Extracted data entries
— Begin —
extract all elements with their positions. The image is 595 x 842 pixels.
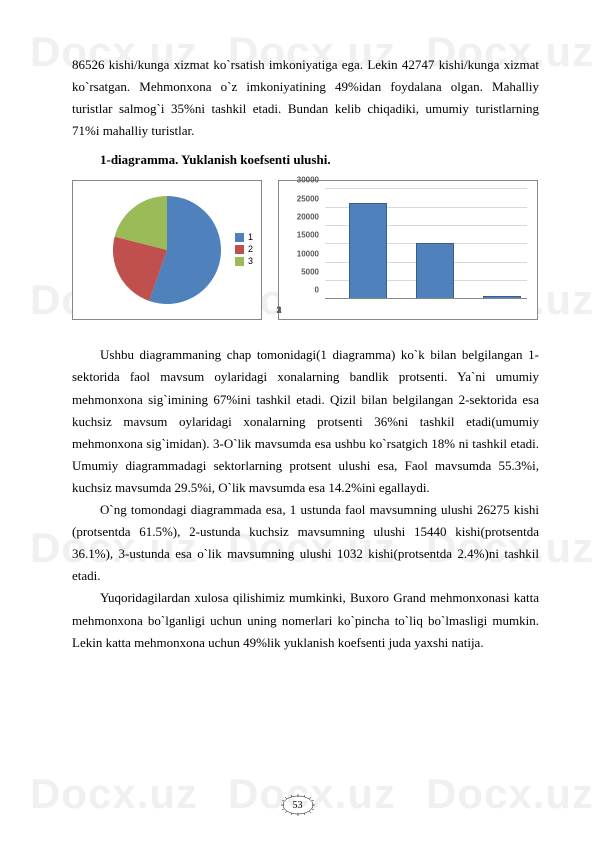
pie-svg	[107, 190, 227, 310]
pie-chart: 1 2 3	[72, 180, 262, 320]
plot-border	[325, 189, 527, 299]
paragraph-4: Yuqoridagilardan xulosa qilishimiz mumki…	[72, 587, 539, 653]
bar-chart: 0 5000 10000 15000 20000 25000 30000	[278, 180, 538, 320]
legend-label-2: 2	[248, 244, 253, 254]
page-number: 53	[293, 800, 303, 811]
y-tick-3: 15000	[297, 231, 319, 240]
watermark: Docx.uz	[426, 770, 594, 818]
y-tick-2: 10000	[297, 249, 319, 258]
pie-legend: 1 2 3	[235, 232, 253, 268]
y-tick-0: 0	[315, 286, 319, 295]
legend-item-3: 3	[235, 256, 253, 266]
bar-y-axis: 0 5000 10000 15000 20000 25000 30000	[279, 189, 323, 299]
watermark: Docx.uz	[30, 770, 198, 818]
legend-swatch-2	[235, 245, 244, 254]
x-label-3: 3	[276, 305, 281, 315]
page-number-badge: 53	[281, 794, 315, 816]
legend-label-3: 3	[248, 256, 253, 266]
chart-heading: 1-diagramma. Yuklanish koefsenti ulushi.	[100, 152, 539, 168]
y-tick-5: 25000	[297, 194, 319, 203]
legend-item-1: 1	[235, 232, 253, 242]
legend-swatch-1	[235, 233, 244, 242]
legend-swatch-3	[235, 257, 244, 266]
page-content: 86526 kishi/kunga xizmat ko`rsatish imko…	[0, 0, 595, 674]
paragraph-2: Ushbu diagrammaning chap tomonidagi(1 di…	[72, 344, 539, 499]
y-tick-6: 30000	[297, 176, 319, 185]
legend-item-2: 2	[235, 244, 253, 254]
y-tick-4: 20000	[297, 213, 319, 222]
paragraph-1: 86526 kishi/kunga xizmat ko`rsatish imko…	[72, 54, 539, 142]
paragraph-3: O`ng tomondagi diagrammada esa, 1 ustund…	[72, 499, 539, 587]
y-tick-1: 5000	[301, 268, 319, 277]
legend-label-1: 1	[248, 232, 253, 242]
charts-row: 1 2 3 0 5000 10000 15000 20000 25000	[72, 180, 539, 320]
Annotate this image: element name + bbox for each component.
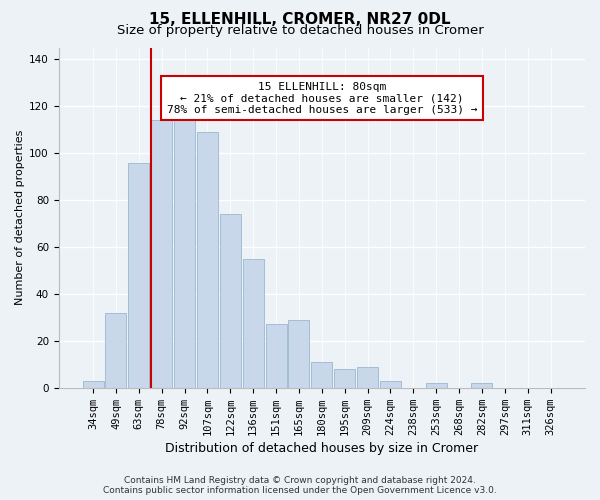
Y-axis label: Number of detached properties: Number of detached properties — [15, 130, 25, 306]
X-axis label: Distribution of detached houses by size in Cromer: Distribution of detached houses by size … — [165, 442, 478, 455]
Text: Contains HM Land Registry data © Crown copyright and database right 2024.
Contai: Contains HM Land Registry data © Crown c… — [103, 476, 497, 495]
Bar — [380, 381, 401, 388]
Bar — [197, 132, 218, 388]
Bar — [128, 162, 149, 388]
Bar — [334, 369, 355, 388]
Bar — [220, 214, 241, 388]
Bar — [106, 312, 127, 388]
Bar — [266, 324, 287, 388]
Bar — [289, 320, 310, 388]
Bar — [472, 383, 493, 388]
Bar — [425, 383, 447, 388]
Text: 15, ELLENHILL, CROMER, NR27 0DL: 15, ELLENHILL, CROMER, NR27 0DL — [149, 12, 451, 28]
Bar — [174, 120, 195, 388]
Bar — [242, 258, 264, 388]
Bar — [83, 381, 104, 388]
Text: 15 ELLENHILL: 80sqm
← 21% of detached houses are smaller (142)
78% of semi-detac: 15 ELLENHILL: 80sqm ← 21% of detached ho… — [167, 82, 477, 114]
Bar — [357, 366, 378, 388]
Bar — [311, 362, 332, 388]
Bar — [151, 120, 172, 388]
Text: Size of property relative to detached houses in Cromer: Size of property relative to detached ho… — [116, 24, 484, 37]
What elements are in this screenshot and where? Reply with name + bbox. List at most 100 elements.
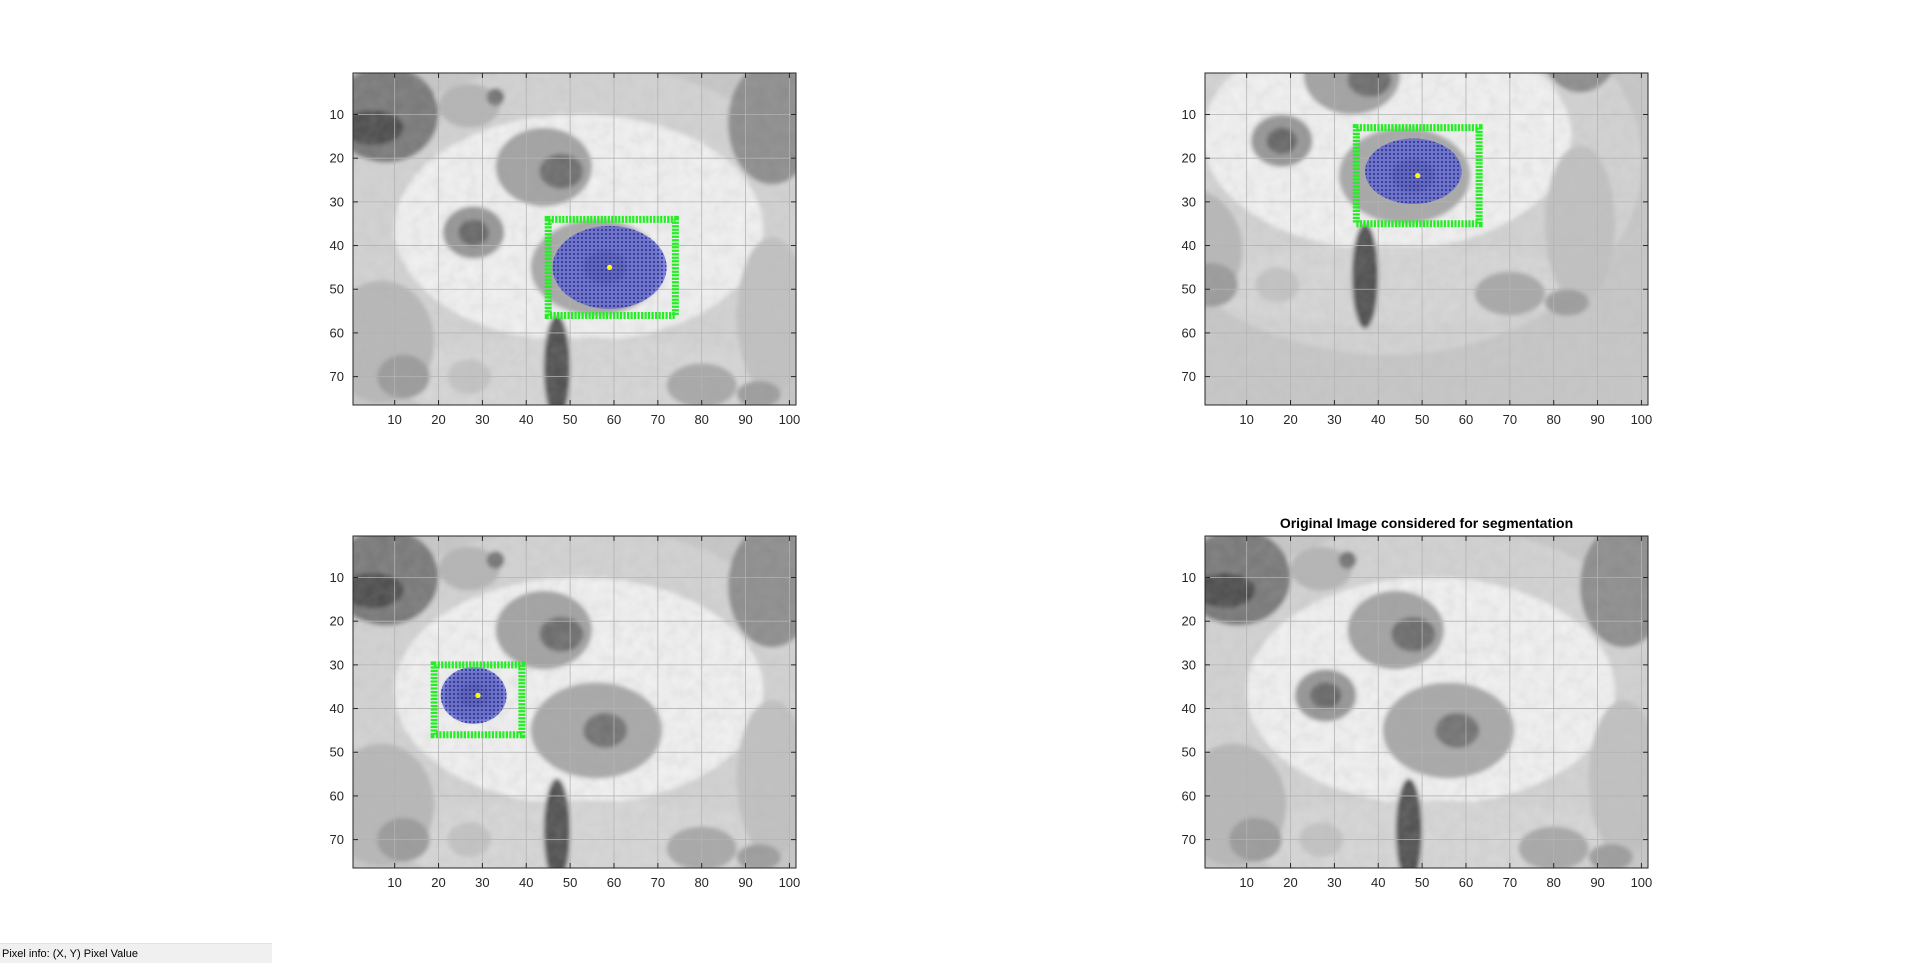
y-tick-label: 10 <box>330 107 344 122</box>
x-tick-label: 80 <box>1546 412 1560 427</box>
x-tick-label: 10 <box>387 875 401 890</box>
x-tick-label: 80 <box>694 412 708 427</box>
image-texture <box>1205 536 1648 868</box>
axes-box <box>352 535 797 869</box>
subplot-title: Original Image considered for segmentati… <box>1280 515 1573 531</box>
x-tick-label: 70 <box>1503 875 1517 890</box>
mri-image <box>1141 0 1648 405</box>
y-tick-label: 30 <box>330 194 344 209</box>
x-tick-label: 50 <box>1415 875 1429 890</box>
seed-point <box>475 692 481 699</box>
y-tick-label: 40 <box>1182 238 1196 253</box>
x-tick-label: 50 <box>563 412 577 427</box>
axes-box <box>352 72 797 406</box>
y-tick-label: 60 <box>330 325 344 340</box>
y-tick-label: 60 <box>330 788 344 803</box>
axes-box <box>1204 535 1649 869</box>
axes-box <box>1204 72 1649 406</box>
x-tick-label: 90 <box>1590 412 1604 427</box>
seed-point <box>1415 173 1421 179</box>
x-tick-label: 70 <box>651 412 665 427</box>
y-tick-label: 10 <box>330 570 344 585</box>
x-tick-label: 100 <box>1631 412 1653 427</box>
anatomy-blob <box>1295 0 1313 14</box>
segmented-region-dots <box>440 667 507 724</box>
x-tick-label: 30 <box>475 875 489 890</box>
mri-image <box>1205 536 1648 868</box>
pixel-value-label: Pixel Value <box>83 948 138 960</box>
mri-image <box>353 536 796 868</box>
x-tick-label: 100 <box>779 875 801 890</box>
y-tick-label: 10 <box>1182 107 1196 122</box>
y-tick-label: 70 <box>330 832 344 847</box>
x-tick-label: 70 <box>651 875 665 890</box>
anatomy-blob <box>1150 18 1211 53</box>
y-tick-label: 40 <box>330 701 344 716</box>
x-tick-label: 90 <box>1590 875 1604 890</box>
anatomy-blob <box>1141 0 1246 71</box>
x-tick-label: 30 <box>475 412 489 427</box>
y-tick-label: 10 <box>1182 570 1196 585</box>
x-tick-label: 20 <box>1283 412 1297 427</box>
x-tick-label: 80 <box>1546 875 1560 890</box>
y-tick-label: 50 <box>1182 282 1196 297</box>
bounding-box <box>430 661 526 739</box>
x-tick-label: 10 <box>387 412 401 427</box>
x-tick-label: 60 <box>1459 875 1473 890</box>
anatomy-blob <box>1247 0 1308 36</box>
x-tick-label: 40 <box>1371 875 1385 890</box>
y-tick-label: 60 <box>1182 325 1196 340</box>
x-tick-label: 60 <box>607 875 621 890</box>
y-tick-label: 30 <box>330 657 344 672</box>
y-tick-label: 20 <box>330 151 344 166</box>
x-tick-label: 60 <box>607 412 621 427</box>
y-tick-label: 70 <box>1182 832 1196 847</box>
subplot-4: 10 20 30 40 50 60 70 80 90 100 10 20 30 40 50 60 70 Origi… <box>1182 515 1653 890</box>
x-tick-label: 30 <box>1327 875 1341 890</box>
x-tick-label: 40 <box>519 412 533 427</box>
y-tick-label: 70 <box>330 369 344 384</box>
x-tick-label: 100 <box>779 412 801 427</box>
bounding-box <box>544 215 679 319</box>
x-tick-label: 100 <box>1631 875 1653 890</box>
x-tick-label: 10 <box>1239 412 1253 427</box>
x-tick-label: 40 <box>519 875 533 890</box>
x-tick-label: 50 <box>1415 412 1429 427</box>
x-tick-label: 30 <box>1327 412 1341 427</box>
subplot-3: 10 20 30 40 50 60 70 80 90 100 10 20 30 40 50 60 70 <box>330 535 801 890</box>
pixel-info-bar: Pixel info: (X, Y) Pixel Value <box>0 943 272 963</box>
y-tick-label: 20 <box>330 614 344 629</box>
x-tick-label: 10 <box>1239 875 1253 890</box>
y-tick-label: 20 <box>1182 614 1196 629</box>
x-tick-label: 20 <box>431 875 445 890</box>
grid <box>353 536 796 868</box>
seed-point <box>606 264 613 270</box>
y-tick-label: 20 <box>1182 151 1196 166</box>
x-tick-label: 90 <box>738 875 752 890</box>
x-tick-label: 50 <box>563 875 577 890</box>
y-tick-label: 50 <box>330 282 344 297</box>
y-tick-label: 40 <box>1182 701 1196 716</box>
y-tick-label: 30 <box>1182 657 1196 672</box>
y-tick-label: 50 <box>330 745 344 760</box>
x-tick-label: 60 <box>1459 412 1473 427</box>
x-tick-label: 20 <box>431 412 445 427</box>
x-tick-label: 90 <box>738 412 752 427</box>
x-tick-label: 80 <box>694 875 708 890</box>
y-tick-label: 40 <box>330 238 344 253</box>
y-tick-label: 70 <box>1182 369 1196 384</box>
image-texture <box>1205 73 1648 405</box>
image-texture <box>353 536 796 868</box>
y-tick-label: 60 <box>1182 788 1196 803</box>
bounding-box <box>1352 124 1483 228</box>
subplot-1: 10 20 30 40 50 60 70 80 90 100 10 20 30 40 50 60 70 <box>330 72 801 427</box>
grid <box>353 73 796 405</box>
x-tick-label: 40 <box>1371 412 1385 427</box>
subplot-2: 10 20 30 40 50 60 70 80 90 100 10 20 30 40 50 60 70 <box>1141 0 1653 427</box>
x-tick-label: 70 <box>1503 412 1517 427</box>
y-tick-label: 50 <box>1182 745 1196 760</box>
segmented-region-dots <box>1365 138 1462 205</box>
pixel-info-label: Pixel info: <box>2 948 50 960</box>
x-tick-label: 20 <box>1283 875 1297 890</box>
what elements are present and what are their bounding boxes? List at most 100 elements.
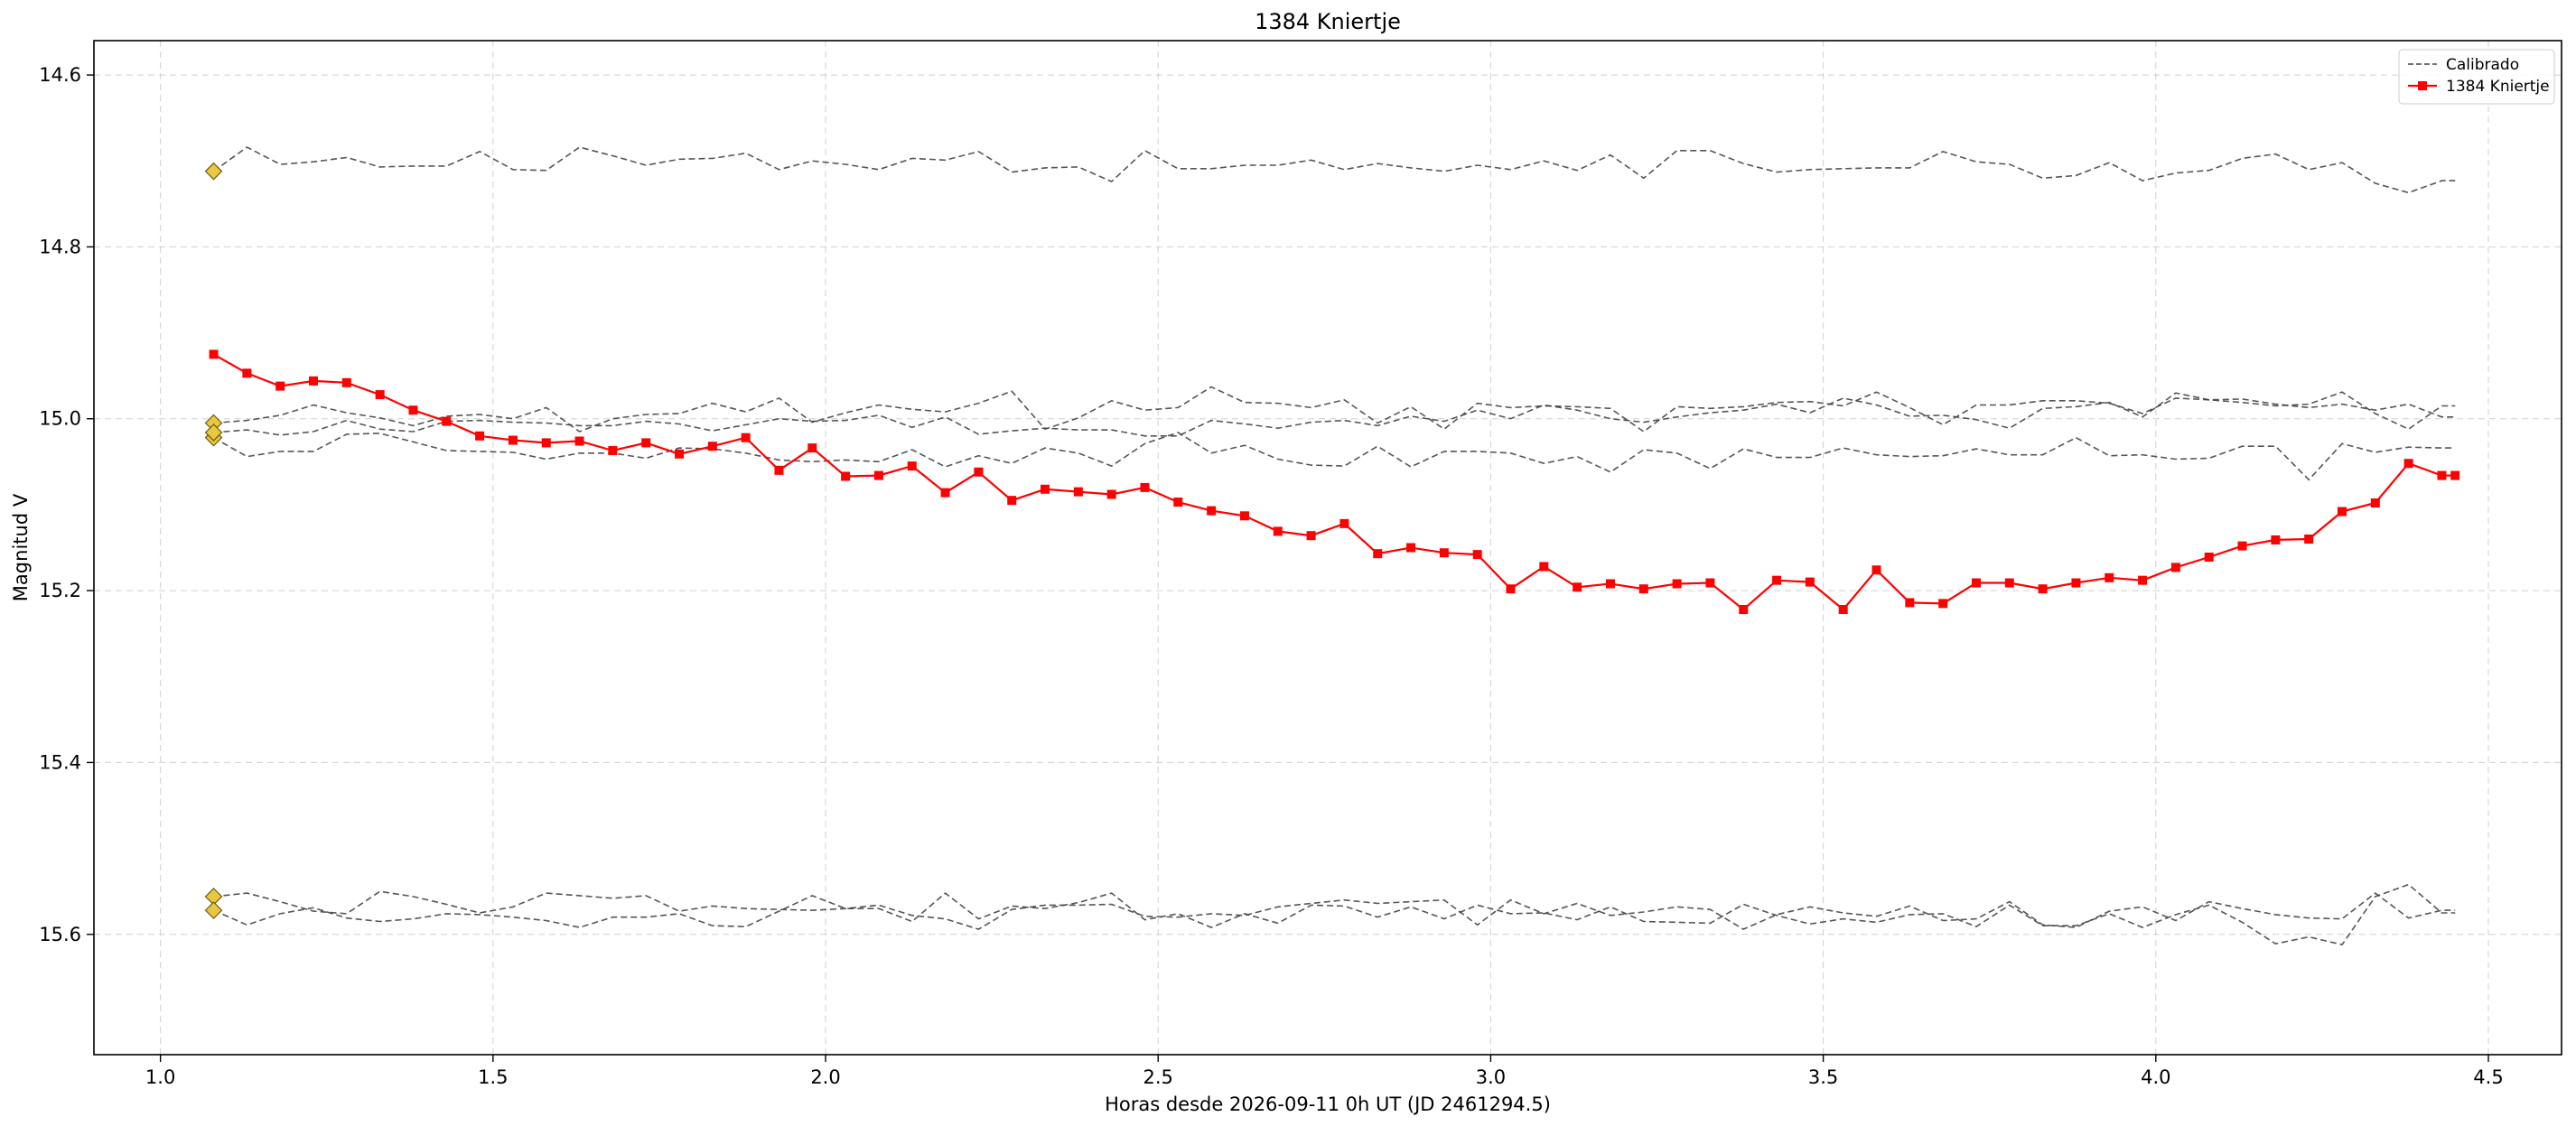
— End —
## PROBLEM REQUIREMENTS
Take the entries beginning at the line that has "190, 227, 310]" and ending at the line that has "Annotate this image: element", and change every "watermark" to "stamp". Return only those lines, with everything else unchanged.

## RESULT
pie-svg	[107, 190, 227, 310]
pie-chart: 1 2 3	[72, 180, 262, 320]
plot-border	[325, 189, 527, 299]
paragraph-4: Yuqoridagilardan xulosa qilishimiz mumki…	[72, 587, 539, 653]
bar-chart: 0 5000 10000 15000 20000 25000 30000	[278, 180, 538, 320]
legend-label-2: 2	[248, 244, 253, 254]
page-number: 53	[293, 800, 303, 811]
y-tick-3: 15000	[297, 231, 319, 240]
stamp: Docx.uz	[426, 770, 594, 818]
y-tick-2: 10000	[297, 249, 319, 258]
pie-legend: 1 2 3	[235, 232, 253, 268]
y-tick-0: 0	[315, 286, 319, 295]
legend-item-3: 3	[235, 256, 253, 266]
bar-y-axis: 0 5000 10000 15000 20000 25000 30000	[279, 189, 323, 299]
stamp: Docx.uz	[30, 770, 198, 818]
legend-swatch-2	[235, 245, 244, 254]
x-label-3: 3	[276, 305, 281, 315]
page-number-badge: 53	[281, 794, 315, 816]
legend-label-3: 3	[248, 256, 253, 266]
chart-heading: 1-diagramma. Yuklanish koefsenti ulushi.	[100, 152, 539, 168]
y-tick-5: 25000	[297, 194, 319, 203]
legend-item-1: 1	[235, 232, 253, 242]
legend-swatch-1	[235, 233, 244, 242]
legend-swatch-3	[235, 257, 244, 266]
page-content: 86526 kishi/kunga xizmat ko`rsatish imko…	[0, 0, 595, 674]
paragraph-2: Ushbu diagrammaning chap tomonidagi(1 di…	[72, 344, 539, 499]
y-tick-6: 30000	[297, 176, 319, 185]
legend-item-2: 2	[235, 244, 253, 254]
y-tick-4: 20000	[297, 213, 319, 222]
paragraph-1: 86526 kishi/kunga xizmat ko`rsatish imko…	[72, 54, 539, 142]
paragraph-3: O`ng tomondagi diagrammada esa, 1 ustund…	[72, 499, 539, 587]
y-tick-1: 5000	[301, 268, 319, 277]
legend-label-1: 1	[248, 232, 253, 242]
charts-row: 1 2 3 0 5000 10000 15000 20000 25000	[72, 180, 539, 320]
Annotate this image: element name + bbox for each component.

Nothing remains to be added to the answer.